Exercise →
Set the following entries down again exactly, line by line.

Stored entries
::::::::
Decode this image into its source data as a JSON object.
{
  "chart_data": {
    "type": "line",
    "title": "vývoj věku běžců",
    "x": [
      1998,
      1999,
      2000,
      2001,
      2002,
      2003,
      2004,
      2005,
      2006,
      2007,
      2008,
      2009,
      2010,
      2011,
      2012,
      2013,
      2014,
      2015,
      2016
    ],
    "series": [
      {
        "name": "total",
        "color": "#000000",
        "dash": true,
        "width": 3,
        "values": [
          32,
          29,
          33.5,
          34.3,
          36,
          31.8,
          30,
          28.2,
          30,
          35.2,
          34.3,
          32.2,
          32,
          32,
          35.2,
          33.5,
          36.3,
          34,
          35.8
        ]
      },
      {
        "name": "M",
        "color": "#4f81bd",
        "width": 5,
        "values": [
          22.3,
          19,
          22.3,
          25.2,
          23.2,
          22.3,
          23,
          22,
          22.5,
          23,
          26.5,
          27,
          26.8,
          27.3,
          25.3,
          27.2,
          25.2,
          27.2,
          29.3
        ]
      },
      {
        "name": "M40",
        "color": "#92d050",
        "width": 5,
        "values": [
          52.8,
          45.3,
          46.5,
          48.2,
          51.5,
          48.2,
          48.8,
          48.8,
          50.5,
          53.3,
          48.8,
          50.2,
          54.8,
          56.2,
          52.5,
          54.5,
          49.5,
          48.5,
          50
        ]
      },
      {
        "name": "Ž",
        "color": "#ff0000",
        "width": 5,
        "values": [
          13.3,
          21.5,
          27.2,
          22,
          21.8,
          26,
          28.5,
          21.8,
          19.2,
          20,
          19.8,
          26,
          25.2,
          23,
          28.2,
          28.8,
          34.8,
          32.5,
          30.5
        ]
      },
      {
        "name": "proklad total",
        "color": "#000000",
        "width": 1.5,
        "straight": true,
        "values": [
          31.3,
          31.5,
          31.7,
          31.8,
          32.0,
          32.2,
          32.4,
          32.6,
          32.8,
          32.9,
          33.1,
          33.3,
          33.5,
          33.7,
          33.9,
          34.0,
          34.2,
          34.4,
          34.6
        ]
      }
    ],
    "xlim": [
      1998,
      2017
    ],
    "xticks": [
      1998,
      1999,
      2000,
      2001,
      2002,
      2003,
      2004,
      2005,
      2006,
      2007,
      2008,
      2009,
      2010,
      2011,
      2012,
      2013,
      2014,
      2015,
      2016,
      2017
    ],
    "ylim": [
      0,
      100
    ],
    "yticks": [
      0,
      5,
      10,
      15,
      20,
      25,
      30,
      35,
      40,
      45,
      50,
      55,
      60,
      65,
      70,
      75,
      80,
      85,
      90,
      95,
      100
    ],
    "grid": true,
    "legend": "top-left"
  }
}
::::::::
The response →
Decode this image into its source data as a JSON object.
{
  "chart_data": {
    "type": "line",
    "title": "vývoj věku běžců",
    "x": [
      1998,
      1999,
      2000,
      2001,
      2002,
      2003,
      2004,
      2005,
      2006,
      2007,
      2008,
      2009,
      2010,
      2011,
      2012,
      2013,
      2014,
      2015,
      2016
    ],
    "series": [
      {
        "name": "total",
        "color": "#000000",
        "dash": true,
        "width": 3,
        "values": [
          32,
          29,
          33.5,
          34.3,
          36,
          31.8,
          30,
          28.2,
          30,
          35.2,
          34.3,
          32.2,
          32,
          32,
          35.2,
          33.5,
          36.3,
          34,
          35.8
        ]
      },
      {
        "name": "M",
        "color": "#4f81bd",
        "width": 5,
        "values": [
          22.3,
          19,
          22.3,
          25.2,
          23.2,
          22.3,
          23,
          22,
          22.5,
          23,
          26.5,
          27,
          26.8,
          27.3,
          25.3,
          27.2,
          25.2,
          27.2,
          29.3
        ]
      },
      {
        "name": "M40",
        "color": "#92d050",
        "width": 5,
        "values": [
          52.8,
          45.3,
          46.5,
          48.2,
          51.5,
          48.2,
          48.8,
          48.8,
          50.5,
          53.3,
          48.8,
          50.2,
          54.8,
          56.2,
          52.5,
          54.5,
          49.5,
          48.5,
          50
        ]
      },
      {
        "name": "Ž",
        "color": "#ff0000",
        "width": 5,
        "values": [
          13.3,
          21.5,
          27.2,
          22,
          21.8,
          26,
          28.5,
          21.8,
          19.2,
          20,
          19.8,
          26,
          25.2,
          23,
          28.2,
          28.8,
          34.8,
          32.5,
          30.5
        ]
      },
      {
        "name": "proklad total",
        "color": "#000000",
        "width": 1.5,
        "straight": true,
        "values": [
          31.3,
          31.5,
          31.7,
          31.8,
          32.0,
          32.2,
          32.4,
          32.6,
          32.8,
          32.9,
          33.1,
          33.3,
          33.5,
          33.7,
          33.9,
          34.0,
          34.2,
          34.4,
          34.6
        ]
      }
    ],
    "xlim": [
      1998,
      2017
    ],
    "xticks": [
      1998,
      1999,
      2000,
      2001,
      2002,
      2003,
      2004,
      2005,
      2006,
      2007,
      2008,
      2009,
      2010,
      2011,
      2012,
      2013,
      2014,
      2015,
      2016,
      2017
    ],
    "ylim": [
      0,
      100
    ],
    "yticks": [
      0,
      5,
      10,
      15,
      20,
      25,
      30,
      35,
      40,
      45,
      50,
      55,
      60,
      65,
      70,
      75,
      80,
      85,
      90,
      95,
      100
    ],
    "grid": true,
    "legend": "top-left"
  }
}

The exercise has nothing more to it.